─── TEXTO PARA LEITURA ───

A mesma entidade também contabilizou que, em 2020, ano em que o Brasil havia sido superado pelos Estados Unidos no ranking, o país seguiu com o maior número de procedimentos estéticos na face e cabeça, totalizando 483,8 mil. A cirurgia de pálpebra foi a mais realizada, com 143 mil registros, seguida pela rinoplastia, com 87,9 mil. Além disso, no mesmo ano, o Google Trends, que monitora as tendências do buscador, indentificou um crescimento de 540% nas buscas pelo termo “harmonização facial”.

Esse último procedimento, segundo Rafaella Lutfi, pode comprometer a sensação de individualidade das pessoas, já que tem como objetivo a padronização da face. “Os procedimentos estéticos são excelentes na medida que ajudam a melhorar a autoestima do paciente, mas nós precisamos individualizar e conversar com o paciente para ver se realmente o que ele quer é algo natural e compatível com o biotipo dele ou se está almejando algo irreal”, diz a profissional. 

Ela afirma que esse contexto pode desencadear casos de dismorfismo corporal, que é quando a pessoa não se enxerga do jeito que é. “Por isso precisamos tomar muito cuidado”, alerta, “não é saudável para a nossa mente acreditar em algo que não existe porque passamos a enxergar só defeitos ao invés de valorizarmos o que podemos ter de melhor”.

Em contrapartida ao excesso de filtros e edições de fotos, ter momentos de autocuidado com a pele pode desencadear uma positiva relação com a saúde mental. “Nós vivemos sempre na correria, muitas vezes não paramos para respirar ou tomar uma água, então ter um tempo para você no dia é essencial. Hoje vemos um aumento do burnout e do estresse, então ter esse tempo para você seja no cuidado com a pele, fazendo uma atividade física ou meditando é algo essencial para ter qualidade de vida”, completa Lutfi.

PRODUTOS NATURAIS: SEGMENTO EM ASCENSÃO

É impossível falar sobre cuidados com a pele sem mencionar o crescimento do mercado dedicado aos produtos feitos com ativos vegetais, ou seja, aqueles que usam matérias primas naturais sem uso de substâncias químicas e que não fazem testes em animais.

─── ENTRADAS EXTRAÍDAS ───

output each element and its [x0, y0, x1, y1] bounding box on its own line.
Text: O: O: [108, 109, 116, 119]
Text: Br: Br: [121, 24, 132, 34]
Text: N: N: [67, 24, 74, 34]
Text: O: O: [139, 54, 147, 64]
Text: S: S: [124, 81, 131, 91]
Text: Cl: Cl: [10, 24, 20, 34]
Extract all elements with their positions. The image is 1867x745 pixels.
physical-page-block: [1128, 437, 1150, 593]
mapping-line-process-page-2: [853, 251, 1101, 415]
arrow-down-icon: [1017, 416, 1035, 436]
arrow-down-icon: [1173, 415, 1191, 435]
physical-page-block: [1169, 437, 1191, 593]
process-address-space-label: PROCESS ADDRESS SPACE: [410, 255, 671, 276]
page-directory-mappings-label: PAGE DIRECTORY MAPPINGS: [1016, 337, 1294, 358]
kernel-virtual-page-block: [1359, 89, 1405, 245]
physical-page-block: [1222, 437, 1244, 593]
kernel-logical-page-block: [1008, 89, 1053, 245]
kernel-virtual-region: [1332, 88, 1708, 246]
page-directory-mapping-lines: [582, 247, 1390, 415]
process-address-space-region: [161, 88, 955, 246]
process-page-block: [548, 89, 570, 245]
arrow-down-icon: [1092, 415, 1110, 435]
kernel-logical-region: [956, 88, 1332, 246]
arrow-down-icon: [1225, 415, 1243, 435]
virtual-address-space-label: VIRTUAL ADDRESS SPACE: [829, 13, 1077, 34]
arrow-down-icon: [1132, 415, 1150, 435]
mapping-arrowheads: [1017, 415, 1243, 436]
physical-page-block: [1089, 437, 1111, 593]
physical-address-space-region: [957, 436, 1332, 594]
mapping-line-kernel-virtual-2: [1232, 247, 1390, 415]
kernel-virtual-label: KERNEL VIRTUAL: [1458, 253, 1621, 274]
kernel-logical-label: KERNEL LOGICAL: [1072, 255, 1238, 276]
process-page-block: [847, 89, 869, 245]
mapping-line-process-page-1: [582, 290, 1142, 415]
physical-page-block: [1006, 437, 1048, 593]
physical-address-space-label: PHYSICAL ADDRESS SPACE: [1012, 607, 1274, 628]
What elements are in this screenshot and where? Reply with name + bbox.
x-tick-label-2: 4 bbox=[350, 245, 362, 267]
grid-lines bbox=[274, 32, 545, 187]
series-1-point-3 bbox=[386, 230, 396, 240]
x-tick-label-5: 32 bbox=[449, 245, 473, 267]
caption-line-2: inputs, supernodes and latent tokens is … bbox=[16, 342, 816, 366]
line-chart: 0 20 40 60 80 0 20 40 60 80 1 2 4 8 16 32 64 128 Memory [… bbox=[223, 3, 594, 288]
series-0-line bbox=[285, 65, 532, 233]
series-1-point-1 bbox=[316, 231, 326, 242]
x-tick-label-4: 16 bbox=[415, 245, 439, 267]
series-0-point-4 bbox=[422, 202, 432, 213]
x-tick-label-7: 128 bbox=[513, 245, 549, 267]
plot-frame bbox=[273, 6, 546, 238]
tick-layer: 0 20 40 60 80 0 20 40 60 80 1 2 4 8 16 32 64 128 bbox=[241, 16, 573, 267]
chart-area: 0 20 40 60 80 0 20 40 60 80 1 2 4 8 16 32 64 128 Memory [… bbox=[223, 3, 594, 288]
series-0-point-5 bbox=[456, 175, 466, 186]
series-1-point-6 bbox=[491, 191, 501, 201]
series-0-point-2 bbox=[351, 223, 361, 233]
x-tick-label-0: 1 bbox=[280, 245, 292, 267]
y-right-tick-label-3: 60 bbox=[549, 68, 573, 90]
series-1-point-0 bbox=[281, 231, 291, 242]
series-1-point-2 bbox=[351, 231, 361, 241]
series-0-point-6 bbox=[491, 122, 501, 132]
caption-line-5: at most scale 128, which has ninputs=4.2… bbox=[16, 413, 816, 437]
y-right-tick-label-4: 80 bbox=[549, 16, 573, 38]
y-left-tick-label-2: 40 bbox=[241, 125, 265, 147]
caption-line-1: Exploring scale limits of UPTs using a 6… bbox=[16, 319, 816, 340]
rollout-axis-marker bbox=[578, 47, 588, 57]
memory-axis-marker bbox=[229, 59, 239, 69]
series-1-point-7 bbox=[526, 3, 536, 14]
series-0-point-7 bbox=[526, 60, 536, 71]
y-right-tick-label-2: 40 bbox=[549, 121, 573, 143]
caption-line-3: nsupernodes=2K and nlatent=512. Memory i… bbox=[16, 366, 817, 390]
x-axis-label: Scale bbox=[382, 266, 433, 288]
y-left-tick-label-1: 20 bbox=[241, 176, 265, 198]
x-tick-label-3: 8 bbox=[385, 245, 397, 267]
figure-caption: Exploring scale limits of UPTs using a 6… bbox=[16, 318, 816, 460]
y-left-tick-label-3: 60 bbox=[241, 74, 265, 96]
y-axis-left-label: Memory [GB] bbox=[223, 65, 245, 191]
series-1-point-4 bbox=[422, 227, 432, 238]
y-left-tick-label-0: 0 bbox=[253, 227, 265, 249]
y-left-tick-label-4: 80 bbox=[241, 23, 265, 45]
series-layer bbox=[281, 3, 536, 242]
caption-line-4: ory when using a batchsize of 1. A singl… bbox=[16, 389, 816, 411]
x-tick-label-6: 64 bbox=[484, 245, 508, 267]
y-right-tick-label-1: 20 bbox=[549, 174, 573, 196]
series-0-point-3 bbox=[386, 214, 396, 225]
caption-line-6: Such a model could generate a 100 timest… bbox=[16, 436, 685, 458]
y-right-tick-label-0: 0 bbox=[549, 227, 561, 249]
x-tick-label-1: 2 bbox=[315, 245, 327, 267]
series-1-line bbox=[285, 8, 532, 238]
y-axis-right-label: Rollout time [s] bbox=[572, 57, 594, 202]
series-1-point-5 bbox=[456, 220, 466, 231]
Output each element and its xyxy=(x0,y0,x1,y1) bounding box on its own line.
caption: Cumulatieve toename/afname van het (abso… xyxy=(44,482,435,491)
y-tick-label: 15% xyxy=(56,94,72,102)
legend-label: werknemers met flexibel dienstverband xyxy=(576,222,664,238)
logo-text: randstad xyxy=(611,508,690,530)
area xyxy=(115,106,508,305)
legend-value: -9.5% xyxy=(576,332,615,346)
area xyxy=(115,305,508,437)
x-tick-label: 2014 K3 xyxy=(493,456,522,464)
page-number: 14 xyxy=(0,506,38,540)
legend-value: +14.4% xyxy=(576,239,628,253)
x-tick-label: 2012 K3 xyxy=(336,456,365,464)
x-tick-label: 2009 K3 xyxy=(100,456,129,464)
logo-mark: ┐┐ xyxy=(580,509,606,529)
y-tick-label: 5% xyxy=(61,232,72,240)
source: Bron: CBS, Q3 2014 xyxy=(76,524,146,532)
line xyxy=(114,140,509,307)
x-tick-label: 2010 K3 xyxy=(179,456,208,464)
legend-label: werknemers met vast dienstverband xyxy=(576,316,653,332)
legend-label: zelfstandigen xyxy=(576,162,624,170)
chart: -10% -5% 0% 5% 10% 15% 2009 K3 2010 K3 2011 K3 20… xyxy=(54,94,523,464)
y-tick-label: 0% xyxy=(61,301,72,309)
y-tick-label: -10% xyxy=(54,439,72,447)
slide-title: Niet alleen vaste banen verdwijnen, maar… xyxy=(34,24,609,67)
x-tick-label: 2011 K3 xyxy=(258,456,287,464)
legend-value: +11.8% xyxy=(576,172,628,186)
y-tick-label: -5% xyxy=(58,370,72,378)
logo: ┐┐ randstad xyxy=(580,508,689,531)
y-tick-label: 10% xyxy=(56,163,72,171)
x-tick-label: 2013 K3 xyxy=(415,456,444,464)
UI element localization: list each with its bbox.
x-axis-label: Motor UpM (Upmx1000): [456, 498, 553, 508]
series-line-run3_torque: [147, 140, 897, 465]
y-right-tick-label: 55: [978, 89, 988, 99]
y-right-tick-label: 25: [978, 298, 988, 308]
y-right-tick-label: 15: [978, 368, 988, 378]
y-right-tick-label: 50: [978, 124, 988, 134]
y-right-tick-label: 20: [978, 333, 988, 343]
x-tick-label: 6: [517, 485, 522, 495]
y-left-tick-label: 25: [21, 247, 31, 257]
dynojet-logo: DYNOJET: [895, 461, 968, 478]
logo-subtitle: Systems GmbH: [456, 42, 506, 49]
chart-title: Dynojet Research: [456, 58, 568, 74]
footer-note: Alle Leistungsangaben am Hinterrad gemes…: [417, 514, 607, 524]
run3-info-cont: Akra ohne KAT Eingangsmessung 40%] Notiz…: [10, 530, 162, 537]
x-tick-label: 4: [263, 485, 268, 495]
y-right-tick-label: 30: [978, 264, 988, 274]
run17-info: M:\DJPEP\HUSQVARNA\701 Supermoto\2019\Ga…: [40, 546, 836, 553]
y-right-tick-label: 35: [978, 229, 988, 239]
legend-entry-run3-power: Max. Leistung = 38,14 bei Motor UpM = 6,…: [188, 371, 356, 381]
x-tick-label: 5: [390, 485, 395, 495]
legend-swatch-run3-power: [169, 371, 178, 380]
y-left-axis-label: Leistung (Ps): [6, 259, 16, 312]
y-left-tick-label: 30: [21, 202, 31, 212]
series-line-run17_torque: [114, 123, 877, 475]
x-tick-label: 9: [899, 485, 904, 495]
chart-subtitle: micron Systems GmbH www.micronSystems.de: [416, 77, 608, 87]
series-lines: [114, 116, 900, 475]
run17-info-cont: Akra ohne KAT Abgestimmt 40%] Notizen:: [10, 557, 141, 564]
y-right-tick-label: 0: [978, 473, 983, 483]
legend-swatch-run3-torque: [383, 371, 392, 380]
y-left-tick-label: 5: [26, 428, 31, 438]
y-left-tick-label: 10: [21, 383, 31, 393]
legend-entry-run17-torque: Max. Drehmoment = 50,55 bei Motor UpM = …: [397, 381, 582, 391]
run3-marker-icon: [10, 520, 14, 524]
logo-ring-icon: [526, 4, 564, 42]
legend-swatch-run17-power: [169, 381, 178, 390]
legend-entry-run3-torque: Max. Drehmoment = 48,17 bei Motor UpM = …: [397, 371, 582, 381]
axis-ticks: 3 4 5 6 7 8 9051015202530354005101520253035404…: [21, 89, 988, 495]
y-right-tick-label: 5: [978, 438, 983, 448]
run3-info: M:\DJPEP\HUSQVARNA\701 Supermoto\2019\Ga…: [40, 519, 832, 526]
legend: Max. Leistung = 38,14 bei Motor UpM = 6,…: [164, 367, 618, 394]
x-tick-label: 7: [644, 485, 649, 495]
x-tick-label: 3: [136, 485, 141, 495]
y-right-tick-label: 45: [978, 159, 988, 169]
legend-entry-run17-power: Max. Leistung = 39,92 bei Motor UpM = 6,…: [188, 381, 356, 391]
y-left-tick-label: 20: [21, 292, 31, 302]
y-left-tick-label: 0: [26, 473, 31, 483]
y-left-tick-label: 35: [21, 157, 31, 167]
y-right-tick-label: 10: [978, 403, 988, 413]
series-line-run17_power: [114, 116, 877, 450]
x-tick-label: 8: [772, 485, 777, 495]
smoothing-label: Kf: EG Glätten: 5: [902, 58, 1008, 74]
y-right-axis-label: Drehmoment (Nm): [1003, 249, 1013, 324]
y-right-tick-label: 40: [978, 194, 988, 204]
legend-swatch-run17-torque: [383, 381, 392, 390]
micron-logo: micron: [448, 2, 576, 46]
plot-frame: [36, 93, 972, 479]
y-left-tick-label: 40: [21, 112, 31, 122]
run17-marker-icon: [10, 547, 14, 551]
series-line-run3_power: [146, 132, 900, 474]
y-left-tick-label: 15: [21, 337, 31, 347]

───

TAREFA PROPOSTA:
Transcreva, do texto sobre procedimentos estéticos, o trecho que vai de "Esse último procedimento, segundo" até "diz a profissional.". Use somente o texto sobre procedimentos estéticos como fonte.

ESPAÇO DA RESPOSTA:
Esse último procedimento, segundo Rafaella Lutfi, pode comprometer a sensação de individualidade das pessoas, já que tem como objetivo a padronização da face. “Os procedimentos estéticos são excelentes na medida que ajudam a melhorar a autoestima do paciente, mas nós precisamos individualizar e conversar com o paciente para ver se realmente o que ele quer é algo natural e compatível com o biotipo dele ou se está almejando algo irreal”, diz a profissional.